======== Provided entries ========

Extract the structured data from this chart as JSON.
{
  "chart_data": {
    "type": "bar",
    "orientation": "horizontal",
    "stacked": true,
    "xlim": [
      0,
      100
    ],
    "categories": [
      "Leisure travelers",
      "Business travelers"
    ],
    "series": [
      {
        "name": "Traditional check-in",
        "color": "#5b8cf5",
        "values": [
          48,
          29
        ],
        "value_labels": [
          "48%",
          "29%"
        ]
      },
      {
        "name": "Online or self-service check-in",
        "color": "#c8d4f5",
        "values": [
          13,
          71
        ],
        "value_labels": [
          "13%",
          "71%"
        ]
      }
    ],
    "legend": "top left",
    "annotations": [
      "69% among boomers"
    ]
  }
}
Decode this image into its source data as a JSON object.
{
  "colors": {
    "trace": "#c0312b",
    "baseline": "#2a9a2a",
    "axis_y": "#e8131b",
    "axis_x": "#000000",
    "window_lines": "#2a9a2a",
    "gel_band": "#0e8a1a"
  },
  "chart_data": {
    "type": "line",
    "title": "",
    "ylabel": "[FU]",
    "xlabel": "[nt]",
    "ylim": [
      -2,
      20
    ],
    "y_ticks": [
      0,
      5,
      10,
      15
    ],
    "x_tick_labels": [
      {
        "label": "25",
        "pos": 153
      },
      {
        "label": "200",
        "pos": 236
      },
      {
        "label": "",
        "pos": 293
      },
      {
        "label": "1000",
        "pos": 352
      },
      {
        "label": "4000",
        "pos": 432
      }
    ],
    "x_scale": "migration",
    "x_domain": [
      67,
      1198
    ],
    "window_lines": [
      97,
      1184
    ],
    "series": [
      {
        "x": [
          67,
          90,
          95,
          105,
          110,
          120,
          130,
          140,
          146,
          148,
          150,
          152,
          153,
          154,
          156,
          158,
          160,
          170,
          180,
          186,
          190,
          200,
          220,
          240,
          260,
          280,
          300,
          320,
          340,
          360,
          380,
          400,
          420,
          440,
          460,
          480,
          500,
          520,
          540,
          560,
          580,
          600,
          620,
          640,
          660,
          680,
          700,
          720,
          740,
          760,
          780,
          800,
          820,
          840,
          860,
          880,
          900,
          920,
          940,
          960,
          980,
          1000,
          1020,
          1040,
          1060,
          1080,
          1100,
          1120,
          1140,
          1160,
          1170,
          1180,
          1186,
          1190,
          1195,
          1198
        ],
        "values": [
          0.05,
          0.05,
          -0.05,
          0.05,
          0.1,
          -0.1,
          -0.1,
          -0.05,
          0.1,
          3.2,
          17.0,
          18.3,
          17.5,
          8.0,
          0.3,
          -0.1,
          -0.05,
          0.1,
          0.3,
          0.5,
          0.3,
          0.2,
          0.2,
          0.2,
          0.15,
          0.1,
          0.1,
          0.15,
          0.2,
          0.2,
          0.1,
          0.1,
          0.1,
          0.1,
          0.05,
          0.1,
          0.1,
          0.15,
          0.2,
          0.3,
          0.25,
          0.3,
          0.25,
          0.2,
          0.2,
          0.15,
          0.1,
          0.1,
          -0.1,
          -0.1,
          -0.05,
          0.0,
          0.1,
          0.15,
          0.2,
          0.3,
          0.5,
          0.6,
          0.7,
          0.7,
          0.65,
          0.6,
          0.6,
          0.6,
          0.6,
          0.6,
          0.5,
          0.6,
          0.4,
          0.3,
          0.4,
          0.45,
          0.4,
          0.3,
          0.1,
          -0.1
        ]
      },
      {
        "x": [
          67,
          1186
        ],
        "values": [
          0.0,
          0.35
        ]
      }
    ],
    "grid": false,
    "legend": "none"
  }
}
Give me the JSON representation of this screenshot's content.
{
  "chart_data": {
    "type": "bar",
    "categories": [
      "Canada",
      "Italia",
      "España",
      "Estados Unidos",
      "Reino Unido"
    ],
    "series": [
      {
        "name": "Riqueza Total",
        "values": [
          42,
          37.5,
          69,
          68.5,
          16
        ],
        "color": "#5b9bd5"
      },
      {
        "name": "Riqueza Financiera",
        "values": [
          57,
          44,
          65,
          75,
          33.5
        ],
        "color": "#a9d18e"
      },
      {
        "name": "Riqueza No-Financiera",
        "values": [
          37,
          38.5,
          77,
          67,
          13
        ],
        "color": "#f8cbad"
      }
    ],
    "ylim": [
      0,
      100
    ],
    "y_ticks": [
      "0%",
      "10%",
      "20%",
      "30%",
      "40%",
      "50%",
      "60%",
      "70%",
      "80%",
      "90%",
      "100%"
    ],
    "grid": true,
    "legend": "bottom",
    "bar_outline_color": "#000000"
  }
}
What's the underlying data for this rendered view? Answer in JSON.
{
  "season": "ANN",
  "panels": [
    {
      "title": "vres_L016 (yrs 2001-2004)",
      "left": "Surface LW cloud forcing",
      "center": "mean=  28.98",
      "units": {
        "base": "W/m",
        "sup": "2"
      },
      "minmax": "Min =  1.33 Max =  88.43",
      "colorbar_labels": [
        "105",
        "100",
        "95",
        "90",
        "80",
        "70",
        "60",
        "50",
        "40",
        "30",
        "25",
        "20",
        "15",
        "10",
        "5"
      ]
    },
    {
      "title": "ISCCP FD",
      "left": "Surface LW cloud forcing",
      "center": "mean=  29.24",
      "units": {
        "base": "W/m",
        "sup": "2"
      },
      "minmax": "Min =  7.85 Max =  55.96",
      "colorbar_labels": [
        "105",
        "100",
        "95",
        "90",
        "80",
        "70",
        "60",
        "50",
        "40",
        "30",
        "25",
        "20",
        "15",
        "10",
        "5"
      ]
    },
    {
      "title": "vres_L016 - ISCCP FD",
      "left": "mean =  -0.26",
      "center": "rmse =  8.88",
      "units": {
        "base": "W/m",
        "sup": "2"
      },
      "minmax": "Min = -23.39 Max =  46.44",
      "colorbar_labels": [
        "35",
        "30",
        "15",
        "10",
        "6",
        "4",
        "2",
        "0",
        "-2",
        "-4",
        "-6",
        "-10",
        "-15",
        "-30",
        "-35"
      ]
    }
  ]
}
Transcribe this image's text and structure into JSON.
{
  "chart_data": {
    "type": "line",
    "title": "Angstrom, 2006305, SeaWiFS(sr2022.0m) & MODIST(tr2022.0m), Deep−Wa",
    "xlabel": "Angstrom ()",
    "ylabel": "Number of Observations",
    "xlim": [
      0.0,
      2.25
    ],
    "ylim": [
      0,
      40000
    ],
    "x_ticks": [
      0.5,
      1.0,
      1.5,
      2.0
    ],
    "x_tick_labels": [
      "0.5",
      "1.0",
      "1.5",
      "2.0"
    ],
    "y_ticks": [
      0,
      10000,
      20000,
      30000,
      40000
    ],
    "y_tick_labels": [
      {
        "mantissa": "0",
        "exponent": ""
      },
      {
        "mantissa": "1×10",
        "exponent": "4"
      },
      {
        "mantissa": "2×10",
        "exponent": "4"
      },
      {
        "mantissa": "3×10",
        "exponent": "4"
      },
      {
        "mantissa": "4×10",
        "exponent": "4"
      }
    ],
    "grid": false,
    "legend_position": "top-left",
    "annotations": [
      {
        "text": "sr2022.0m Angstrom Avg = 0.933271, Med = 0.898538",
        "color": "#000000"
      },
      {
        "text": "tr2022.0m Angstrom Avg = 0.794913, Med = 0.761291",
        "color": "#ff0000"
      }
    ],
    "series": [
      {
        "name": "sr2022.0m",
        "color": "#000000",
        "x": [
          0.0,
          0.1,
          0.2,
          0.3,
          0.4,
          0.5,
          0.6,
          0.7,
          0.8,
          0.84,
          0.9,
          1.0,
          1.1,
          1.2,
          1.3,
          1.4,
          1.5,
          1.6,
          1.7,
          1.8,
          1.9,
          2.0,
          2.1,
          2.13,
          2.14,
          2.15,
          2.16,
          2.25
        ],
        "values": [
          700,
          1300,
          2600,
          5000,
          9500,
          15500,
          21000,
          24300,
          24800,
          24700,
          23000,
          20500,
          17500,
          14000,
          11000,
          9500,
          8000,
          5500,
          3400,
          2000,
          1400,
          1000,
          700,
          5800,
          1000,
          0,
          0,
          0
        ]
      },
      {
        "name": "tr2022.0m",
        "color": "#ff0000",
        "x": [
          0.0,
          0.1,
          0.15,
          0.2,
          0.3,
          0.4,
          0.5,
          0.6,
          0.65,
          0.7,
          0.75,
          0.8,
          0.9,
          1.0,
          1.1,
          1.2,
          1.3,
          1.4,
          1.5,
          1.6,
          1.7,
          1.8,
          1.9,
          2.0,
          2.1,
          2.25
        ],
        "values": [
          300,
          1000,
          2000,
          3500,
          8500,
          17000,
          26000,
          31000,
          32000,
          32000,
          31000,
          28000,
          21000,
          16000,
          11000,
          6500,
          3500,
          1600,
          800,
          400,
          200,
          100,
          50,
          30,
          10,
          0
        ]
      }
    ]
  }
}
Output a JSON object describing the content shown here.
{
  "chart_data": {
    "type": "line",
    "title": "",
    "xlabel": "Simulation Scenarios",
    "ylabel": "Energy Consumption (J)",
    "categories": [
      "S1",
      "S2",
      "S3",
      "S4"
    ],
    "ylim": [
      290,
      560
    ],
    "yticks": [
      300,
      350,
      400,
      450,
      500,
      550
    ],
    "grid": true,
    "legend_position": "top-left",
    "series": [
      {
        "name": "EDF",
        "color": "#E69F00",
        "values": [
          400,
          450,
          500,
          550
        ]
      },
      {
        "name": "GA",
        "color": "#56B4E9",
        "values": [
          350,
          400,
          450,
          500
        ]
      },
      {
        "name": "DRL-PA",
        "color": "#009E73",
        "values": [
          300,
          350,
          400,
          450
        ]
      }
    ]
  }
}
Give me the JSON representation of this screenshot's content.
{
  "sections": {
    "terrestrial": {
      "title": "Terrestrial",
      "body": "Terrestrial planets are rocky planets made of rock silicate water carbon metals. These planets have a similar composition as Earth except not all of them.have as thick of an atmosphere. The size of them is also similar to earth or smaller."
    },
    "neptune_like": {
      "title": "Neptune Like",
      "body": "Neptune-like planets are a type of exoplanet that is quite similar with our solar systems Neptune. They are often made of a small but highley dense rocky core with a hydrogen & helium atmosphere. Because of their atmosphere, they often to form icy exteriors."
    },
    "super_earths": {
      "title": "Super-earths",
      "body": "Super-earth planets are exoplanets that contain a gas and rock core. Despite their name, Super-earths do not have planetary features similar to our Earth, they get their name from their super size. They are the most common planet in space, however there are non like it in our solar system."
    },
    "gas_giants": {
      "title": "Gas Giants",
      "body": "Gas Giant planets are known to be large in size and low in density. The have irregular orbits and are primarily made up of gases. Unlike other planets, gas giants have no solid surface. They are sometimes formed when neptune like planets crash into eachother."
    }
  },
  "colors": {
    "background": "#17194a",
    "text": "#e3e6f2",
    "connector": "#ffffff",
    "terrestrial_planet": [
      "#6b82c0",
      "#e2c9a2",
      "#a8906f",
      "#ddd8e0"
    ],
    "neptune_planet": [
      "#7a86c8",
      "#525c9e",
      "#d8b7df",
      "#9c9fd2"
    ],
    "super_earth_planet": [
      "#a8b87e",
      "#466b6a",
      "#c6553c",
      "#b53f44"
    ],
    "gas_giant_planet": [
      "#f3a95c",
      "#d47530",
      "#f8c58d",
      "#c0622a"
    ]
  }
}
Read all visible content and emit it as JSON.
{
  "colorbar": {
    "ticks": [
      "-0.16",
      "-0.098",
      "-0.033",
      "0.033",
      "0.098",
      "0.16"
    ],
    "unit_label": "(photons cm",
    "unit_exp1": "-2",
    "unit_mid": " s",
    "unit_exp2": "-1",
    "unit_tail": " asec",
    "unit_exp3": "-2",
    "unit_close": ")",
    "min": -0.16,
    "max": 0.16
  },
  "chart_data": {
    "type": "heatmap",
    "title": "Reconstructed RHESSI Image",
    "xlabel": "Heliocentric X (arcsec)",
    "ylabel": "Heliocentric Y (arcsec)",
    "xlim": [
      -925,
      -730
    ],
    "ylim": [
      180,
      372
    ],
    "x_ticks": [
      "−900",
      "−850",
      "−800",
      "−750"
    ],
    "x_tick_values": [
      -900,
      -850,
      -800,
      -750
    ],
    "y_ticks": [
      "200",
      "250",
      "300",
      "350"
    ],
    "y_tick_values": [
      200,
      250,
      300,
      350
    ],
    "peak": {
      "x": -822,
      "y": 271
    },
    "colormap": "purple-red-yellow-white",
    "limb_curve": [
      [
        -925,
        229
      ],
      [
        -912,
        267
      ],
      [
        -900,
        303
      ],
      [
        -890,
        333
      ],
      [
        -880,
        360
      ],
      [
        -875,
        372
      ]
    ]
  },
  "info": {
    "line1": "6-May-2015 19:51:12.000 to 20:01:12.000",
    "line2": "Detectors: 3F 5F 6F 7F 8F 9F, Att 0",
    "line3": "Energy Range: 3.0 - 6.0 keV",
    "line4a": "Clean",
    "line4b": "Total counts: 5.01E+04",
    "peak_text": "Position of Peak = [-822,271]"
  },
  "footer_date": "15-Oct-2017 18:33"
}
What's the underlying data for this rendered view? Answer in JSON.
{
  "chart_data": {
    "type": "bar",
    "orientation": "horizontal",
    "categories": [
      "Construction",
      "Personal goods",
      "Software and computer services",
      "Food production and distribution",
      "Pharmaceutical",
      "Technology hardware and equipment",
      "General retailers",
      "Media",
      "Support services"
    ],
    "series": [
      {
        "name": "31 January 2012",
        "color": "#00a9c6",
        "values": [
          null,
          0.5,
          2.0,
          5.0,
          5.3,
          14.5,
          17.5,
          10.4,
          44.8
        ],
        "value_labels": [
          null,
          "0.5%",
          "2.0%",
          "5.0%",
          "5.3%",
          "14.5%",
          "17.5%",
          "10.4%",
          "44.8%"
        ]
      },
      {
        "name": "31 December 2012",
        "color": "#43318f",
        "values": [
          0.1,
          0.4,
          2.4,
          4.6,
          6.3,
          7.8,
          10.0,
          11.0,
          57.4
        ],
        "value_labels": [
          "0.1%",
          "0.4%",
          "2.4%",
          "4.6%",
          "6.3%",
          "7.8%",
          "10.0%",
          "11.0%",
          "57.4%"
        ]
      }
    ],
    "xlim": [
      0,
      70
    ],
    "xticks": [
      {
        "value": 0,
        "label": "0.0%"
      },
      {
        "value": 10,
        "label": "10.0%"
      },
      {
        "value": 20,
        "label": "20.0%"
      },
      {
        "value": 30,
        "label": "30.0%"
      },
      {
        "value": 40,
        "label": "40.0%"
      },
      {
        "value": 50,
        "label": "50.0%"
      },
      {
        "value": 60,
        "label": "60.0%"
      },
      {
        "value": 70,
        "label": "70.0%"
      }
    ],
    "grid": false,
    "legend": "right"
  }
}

========

**Stated exercise**.
Gather all lines where the word "JSON" appears.

**Output**.
Extract the structured data from this chart as JSON.
Decode this image into its source data as a JSON object.
Give me the JSON representation of this screenshot's content.
What's the underlying data for this rendered view? Answer in JSON.
Transcribe this image's text and structure into JSON.
Output a JSON object describing the content shown here.
Give me the JSON representation of this screenshot's content.
Read all visible content and emit it as JSON.
What's the underlying data for this rendered view? Answer in JSON.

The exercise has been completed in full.